* _YOUR INSTRUCTIONS_:
Copy every entry word for word. Skip the pictures.
= = = = =
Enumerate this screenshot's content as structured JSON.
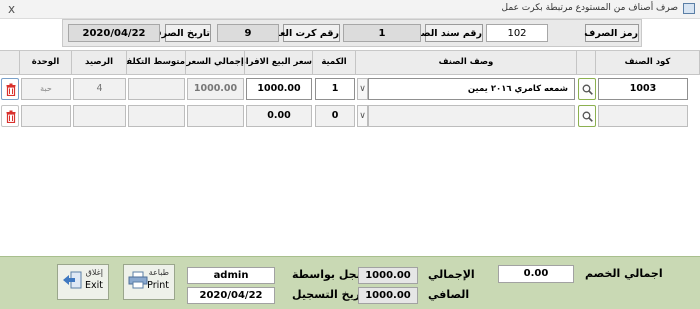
{
  "window": {
    "title": "صرف أصناف من المستودع مرتبطة بكرت عمل",
    "close_glyph": "x"
  },
  "header": {
    "disbursement_code_label": "رمز الصرف",
    "disbursement_code_value": "102",
    "voucher_no_label": "رقم سند الصرف",
    "voucher_no_value": "1",
    "job_card_label": "رقم كرت العمل",
    "job_card_value": "9",
    "date_label": "تاريخ الصرف",
    "date_value": "2020/04/22"
  },
  "grid": {
    "columns": {
      "item_code": "كود الصنف",
      "description": "وصف الصنف",
      "quantity": "الكمية",
      "unit_price": "سعر البيع الافرادي",
      "total_price": "إجمالي السعر",
      "avg_cost": "متوسط التكلفة",
      "balance": "الرصيد",
      "unit": "الوحدة"
    },
    "rows": [
      {
        "item_code": "1003",
        "description": "شمعه كامري ٢٠١٦ يمين",
        "quantity": "1",
        "unit_price": "1000.00",
        "total_price": "1000.00",
        "avg_cost": "",
        "balance": "4",
        "unit": "حبة"
      },
      {
        "item_code": "",
        "description": "",
        "quantity": "0",
        "unit_price": "0.00",
        "total_price": "",
        "avg_cost": "",
        "balance": "",
        "unit": ""
      }
    ]
  },
  "footer": {
    "exit_ar": "إغلاق",
    "exit_en": "Exit",
    "print_ar": "طباعة",
    "print_en": "Print",
    "user_value": "admin",
    "recorded_by_label": "سجل بواسطة",
    "record_date_value": "2020/04/22",
    "record_date_label": "تاريخ التسجيل",
    "total_value": "1000.00",
    "total_label": "الإجمالي",
    "net_value": "1000.00",
    "net_label": "الصافي",
    "discount_total_value": "0.00",
    "discount_total_label": "اجمالي الخصم"
  },
  "colors": {
    "footer_bg": "#c9d9b4",
    "search_border": "#8cb050",
    "delete_icon": "#d9322e"
  },
  "icons": [
    "window-icon",
    "close-icon",
    "search-icon",
    "dropdown-arrow-icon",
    "trash-icon",
    "exit-icon",
    "printer-icon"
  ]
}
= = = = =
* _ANSWER FOR THE TASK_:
Enumerate this screenshot's content as structured JSON.
{
  "window": {
    "title": "صرف أصناف من المستودع مرتبطة بكرت عمل",
    "close_glyph": "x"
  },
  "header": {
    "disbursement_code_label": "رمز الصرف",
    "disbursement_code_value": "102",
    "voucher_no_label": "رقم سند الصرف",
    "voucher_no_value": "1",
    "job_card_label": "رقم كرت العمل",
    "job_card_value": "9",
    "date_label": "تاريخ الصرف",
    "date_value": "2020/04/22"
  },
  "grid": {
    "columns": {
      "item_code": "كود الصنف",
      "description": "وصف الصنف",
      "quantity": "الكمية",
      "unit_price": "سعر البيع الافرادي",
      "total_price": "إجمالي السعر",
      "avg_cost": "متوسط التكلفة",
      "balance": "الرصيد",
      "unit": "الوحدة"
    },
    "rows": [
      {
        "item_code": "1003",
        "description": "شمعه كامري ٢٠١٦ يمين",
        "quantity": "1",
        "unit_price": "1000.00",
        "total_price": "1000.00",
        "avg_cost": "",
        "balance": "4",
        "unit": "حبة"
      },
      {
        "item_code": "",
        "description": "",
        "quantity": "0",
        "unit_price": "0.00",
        "total_price": "",
        "avg_cost": "",
        "balance": "",
        "unit": ""
      }
    ]
  },
  "footer": {
    "exit_ar": "إغلاق",
    "exit_en": "Exit",
    "print_ar": "طباعة",
    "print_en": "Print",
    "user_value": "admin",
    "recorded_by_label": "سجل بواسطة",
    "record_date_value": "2020/04/22",
    "record_date_label": "تاريخ التسجيل",
    "total_value": "1000.00",
    "total_label": "الإجمالي",
    "net_value": "1000.00",
    "net_label": "الصافي",
    "discount_total_value": "0.00",
    "discount_total_label": "اجمالي الخصم"
  },
  "colors": {
    "footer_bg": "#c9d9b4",
    "search_border": "#8cb050",
    "delete_icon": "#d9322e"
  },
  "icons": [
    "window-icon",
    "close-icon",
    "search-icon",
    "dropdown-arrow-icon",
    "trash-icon",
    "exit-icon",
    "printer-icon"
  ]
}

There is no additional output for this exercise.